### Short exercise
In the records below, locate the line containing "Decode this image", then output that line and all later lines exactly, through the last one.
[Begin Material for this exercise]
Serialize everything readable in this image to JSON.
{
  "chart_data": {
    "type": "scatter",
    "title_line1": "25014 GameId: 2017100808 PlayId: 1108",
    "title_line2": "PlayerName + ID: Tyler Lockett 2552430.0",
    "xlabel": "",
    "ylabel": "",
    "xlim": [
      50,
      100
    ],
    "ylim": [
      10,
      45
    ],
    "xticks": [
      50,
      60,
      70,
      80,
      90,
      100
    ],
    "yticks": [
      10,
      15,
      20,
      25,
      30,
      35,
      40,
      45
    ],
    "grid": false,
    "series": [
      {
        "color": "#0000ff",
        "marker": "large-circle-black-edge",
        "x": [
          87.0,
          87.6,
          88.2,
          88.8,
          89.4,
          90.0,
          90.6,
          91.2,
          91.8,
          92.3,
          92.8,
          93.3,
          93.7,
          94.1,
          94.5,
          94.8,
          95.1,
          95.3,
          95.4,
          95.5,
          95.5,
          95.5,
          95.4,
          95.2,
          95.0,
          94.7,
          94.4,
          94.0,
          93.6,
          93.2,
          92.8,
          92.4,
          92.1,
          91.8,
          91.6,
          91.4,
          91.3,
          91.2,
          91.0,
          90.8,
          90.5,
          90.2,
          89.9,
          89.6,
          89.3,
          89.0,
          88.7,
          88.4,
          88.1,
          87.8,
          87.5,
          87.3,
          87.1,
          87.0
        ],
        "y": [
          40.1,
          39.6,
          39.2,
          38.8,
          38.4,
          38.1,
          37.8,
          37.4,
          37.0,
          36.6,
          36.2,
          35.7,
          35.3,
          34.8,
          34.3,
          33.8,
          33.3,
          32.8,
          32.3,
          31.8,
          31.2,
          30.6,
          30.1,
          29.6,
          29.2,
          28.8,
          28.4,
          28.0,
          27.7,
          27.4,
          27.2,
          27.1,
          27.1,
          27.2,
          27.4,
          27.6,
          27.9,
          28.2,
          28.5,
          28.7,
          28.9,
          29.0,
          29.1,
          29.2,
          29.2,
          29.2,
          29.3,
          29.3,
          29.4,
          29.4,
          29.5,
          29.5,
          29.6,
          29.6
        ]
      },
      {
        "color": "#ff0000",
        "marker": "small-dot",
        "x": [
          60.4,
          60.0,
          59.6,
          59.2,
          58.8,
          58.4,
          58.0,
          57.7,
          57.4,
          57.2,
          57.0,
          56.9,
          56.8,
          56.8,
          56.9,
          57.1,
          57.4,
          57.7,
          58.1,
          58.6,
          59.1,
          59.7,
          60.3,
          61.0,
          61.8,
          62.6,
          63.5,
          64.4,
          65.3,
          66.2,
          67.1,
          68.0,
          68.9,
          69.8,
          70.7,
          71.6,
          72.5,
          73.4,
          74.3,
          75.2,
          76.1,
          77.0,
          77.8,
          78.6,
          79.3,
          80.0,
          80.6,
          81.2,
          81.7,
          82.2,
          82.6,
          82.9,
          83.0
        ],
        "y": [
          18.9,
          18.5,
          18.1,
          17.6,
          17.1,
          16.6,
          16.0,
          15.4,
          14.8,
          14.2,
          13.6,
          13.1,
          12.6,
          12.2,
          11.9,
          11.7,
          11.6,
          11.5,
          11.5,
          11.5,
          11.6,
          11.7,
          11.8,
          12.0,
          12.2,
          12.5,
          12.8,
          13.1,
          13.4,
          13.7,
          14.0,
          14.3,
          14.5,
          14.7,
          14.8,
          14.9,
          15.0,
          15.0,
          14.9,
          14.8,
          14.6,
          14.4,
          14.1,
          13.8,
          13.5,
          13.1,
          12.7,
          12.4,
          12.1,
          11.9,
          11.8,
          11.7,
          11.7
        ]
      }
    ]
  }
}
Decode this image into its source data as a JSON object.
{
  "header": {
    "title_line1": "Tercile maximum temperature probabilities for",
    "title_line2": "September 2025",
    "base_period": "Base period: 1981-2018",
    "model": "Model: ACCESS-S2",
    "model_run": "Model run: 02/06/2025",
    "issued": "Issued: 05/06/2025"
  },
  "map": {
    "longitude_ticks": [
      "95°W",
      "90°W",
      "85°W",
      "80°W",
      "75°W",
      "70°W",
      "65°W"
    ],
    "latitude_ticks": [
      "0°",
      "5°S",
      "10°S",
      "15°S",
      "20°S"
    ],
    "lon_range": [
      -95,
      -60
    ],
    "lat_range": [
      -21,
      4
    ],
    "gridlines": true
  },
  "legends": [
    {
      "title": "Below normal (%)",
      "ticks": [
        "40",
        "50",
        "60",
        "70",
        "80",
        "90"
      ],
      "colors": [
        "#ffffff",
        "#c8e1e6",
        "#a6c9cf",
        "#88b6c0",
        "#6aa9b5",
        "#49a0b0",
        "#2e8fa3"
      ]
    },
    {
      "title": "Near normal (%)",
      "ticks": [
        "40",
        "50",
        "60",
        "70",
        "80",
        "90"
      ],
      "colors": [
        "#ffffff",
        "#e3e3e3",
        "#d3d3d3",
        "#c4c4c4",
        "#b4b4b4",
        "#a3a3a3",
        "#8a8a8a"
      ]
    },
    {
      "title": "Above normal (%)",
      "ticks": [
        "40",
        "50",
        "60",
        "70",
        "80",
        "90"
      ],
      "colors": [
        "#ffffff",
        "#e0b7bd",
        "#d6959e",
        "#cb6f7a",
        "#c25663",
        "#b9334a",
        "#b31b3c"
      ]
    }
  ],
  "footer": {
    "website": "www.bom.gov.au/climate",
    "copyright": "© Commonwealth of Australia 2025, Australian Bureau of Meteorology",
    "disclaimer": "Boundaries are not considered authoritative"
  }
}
[End Material for this exercise]
### Worked answer
Decode this image into its source data as a JSON object.
{
  "header": {
    "title_line1": "Tercile maximum temperature probabilities for",
    "title_line2": "September 2025",
    "base_period": "Base period: 1981-2018",
    "model": "Model: ACCESS-S2",
    "model_run": "Model run: 02/06/2025",
    "issued": "Issued: 05/06/2025"
  },
  "map": {
    "longitude_ticks": [
      "95°W",
      "90°W",
      "85°W",
      "80°W",
      "75°W",
      "70°W",
      "65°W"
    ],
    "latitude_ticks": [
      "0°",
      "5°S",
      "10°S",
      "15°S",
      "20°S"
    ],
    "lon_range": [
      -95,
      -60
    ],
    "lat_range": [
      -21,
      4
    ],
    "gridlines": true
  },
  "legends": [
    {
      "title": "Below normal (%)",
      "ticks": [
        "40",
        "50",
        "60",
        "70",
        "80",
        "90"
      ],
      "colors": [
        "#ffffff",
        "#c8e1e6",
        "#a6c9cf",
        "#88b6c0",
        "#6aa9b5",
        "#49a0b0",
        "#2e8fa3"
      ]
    },
    {
      "title": "Near normal (%)",
      "ticks": [
        "40",
        "50",
        "60",
        "70",
        "80",
        "90"
      ],
      "colors": [
        "#ffffff",
        "#e3e3e3",
        "#d3d3d3",
        "#c4c4c4",
        "#b4b4b4",
        "#a3a3a3",
        "#8a8a8a"
      ]
    },
    {
      "title": "Above normal (%)",
      "ticks": [
        "40",
        "50",
        "60",
        "70",
        "80",
        "90"
      ],
      "colors": [
        "#ffffff",
        "#e0b7bd",
        "#d6959e",
        "#cb6f7a",
        "#c25663",
        "#b9334a",
        "#b31b3c"
      ]
    }
  ],
  "footer": {
    "website": "www.bom.gov.au/climate",
    "copyright": "© Commonwealth of Australia 2025, Australian Bureau of Meteorology",
    "disclaimer": "Boundaries are not considered authoritative"
  }
}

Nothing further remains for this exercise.